↓

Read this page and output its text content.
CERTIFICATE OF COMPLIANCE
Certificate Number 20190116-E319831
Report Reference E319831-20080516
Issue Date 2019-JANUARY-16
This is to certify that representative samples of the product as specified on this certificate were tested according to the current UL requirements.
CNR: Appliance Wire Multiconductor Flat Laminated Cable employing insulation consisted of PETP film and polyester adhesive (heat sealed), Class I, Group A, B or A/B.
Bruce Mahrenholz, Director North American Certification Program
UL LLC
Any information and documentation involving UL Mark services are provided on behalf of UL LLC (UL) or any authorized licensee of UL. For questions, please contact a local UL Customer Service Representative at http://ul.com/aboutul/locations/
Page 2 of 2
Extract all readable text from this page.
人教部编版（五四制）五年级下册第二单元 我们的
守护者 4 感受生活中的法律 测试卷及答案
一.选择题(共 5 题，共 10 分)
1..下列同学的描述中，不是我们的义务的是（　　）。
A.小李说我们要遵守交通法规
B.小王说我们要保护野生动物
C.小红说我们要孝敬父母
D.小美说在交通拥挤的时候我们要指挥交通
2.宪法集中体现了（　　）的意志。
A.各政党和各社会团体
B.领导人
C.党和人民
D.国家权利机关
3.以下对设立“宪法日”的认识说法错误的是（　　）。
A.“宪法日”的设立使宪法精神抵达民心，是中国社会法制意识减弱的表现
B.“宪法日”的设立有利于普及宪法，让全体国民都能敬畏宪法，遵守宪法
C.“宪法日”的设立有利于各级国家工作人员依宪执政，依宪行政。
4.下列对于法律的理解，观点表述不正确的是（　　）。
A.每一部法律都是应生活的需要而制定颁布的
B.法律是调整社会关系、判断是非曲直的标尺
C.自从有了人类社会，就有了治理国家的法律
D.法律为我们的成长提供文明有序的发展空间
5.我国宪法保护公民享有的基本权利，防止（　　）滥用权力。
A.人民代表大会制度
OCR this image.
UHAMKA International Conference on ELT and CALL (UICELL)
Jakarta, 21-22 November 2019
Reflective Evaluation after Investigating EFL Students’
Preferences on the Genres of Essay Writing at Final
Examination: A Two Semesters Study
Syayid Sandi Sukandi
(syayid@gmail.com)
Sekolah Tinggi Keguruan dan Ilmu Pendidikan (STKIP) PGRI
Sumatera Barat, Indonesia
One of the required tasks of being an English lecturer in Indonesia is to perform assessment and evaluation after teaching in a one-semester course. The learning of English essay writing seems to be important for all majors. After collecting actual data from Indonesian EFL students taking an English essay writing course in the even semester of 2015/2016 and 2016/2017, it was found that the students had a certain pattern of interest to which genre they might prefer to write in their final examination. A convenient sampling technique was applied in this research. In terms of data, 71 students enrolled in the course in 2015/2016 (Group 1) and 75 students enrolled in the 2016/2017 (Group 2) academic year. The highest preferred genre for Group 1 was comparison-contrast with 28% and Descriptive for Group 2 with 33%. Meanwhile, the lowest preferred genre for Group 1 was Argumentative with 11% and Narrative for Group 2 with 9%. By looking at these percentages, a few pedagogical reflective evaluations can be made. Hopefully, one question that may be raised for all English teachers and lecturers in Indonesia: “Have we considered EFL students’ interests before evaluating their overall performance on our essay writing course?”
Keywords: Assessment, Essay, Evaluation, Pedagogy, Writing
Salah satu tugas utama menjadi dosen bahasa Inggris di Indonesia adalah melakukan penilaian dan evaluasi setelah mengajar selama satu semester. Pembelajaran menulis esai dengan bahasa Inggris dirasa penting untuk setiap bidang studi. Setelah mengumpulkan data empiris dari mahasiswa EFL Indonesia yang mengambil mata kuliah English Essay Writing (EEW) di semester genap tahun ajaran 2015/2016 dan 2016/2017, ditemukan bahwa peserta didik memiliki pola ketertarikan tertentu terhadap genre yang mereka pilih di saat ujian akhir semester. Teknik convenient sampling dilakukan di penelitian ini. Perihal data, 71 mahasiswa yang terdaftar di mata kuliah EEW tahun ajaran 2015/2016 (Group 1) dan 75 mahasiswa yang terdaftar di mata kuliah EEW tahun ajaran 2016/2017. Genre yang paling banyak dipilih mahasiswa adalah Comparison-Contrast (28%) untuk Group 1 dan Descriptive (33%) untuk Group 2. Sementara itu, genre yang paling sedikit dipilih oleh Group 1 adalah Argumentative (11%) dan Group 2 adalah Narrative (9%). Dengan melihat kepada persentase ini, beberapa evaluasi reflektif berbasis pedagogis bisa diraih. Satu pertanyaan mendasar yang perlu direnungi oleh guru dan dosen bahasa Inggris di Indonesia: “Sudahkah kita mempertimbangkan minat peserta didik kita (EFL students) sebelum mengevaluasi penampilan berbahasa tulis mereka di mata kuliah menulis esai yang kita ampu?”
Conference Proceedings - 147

↑

Task brief » Tally up the lines with the word "this" in them, and answer with that number by itself.

Result of the exercise » 5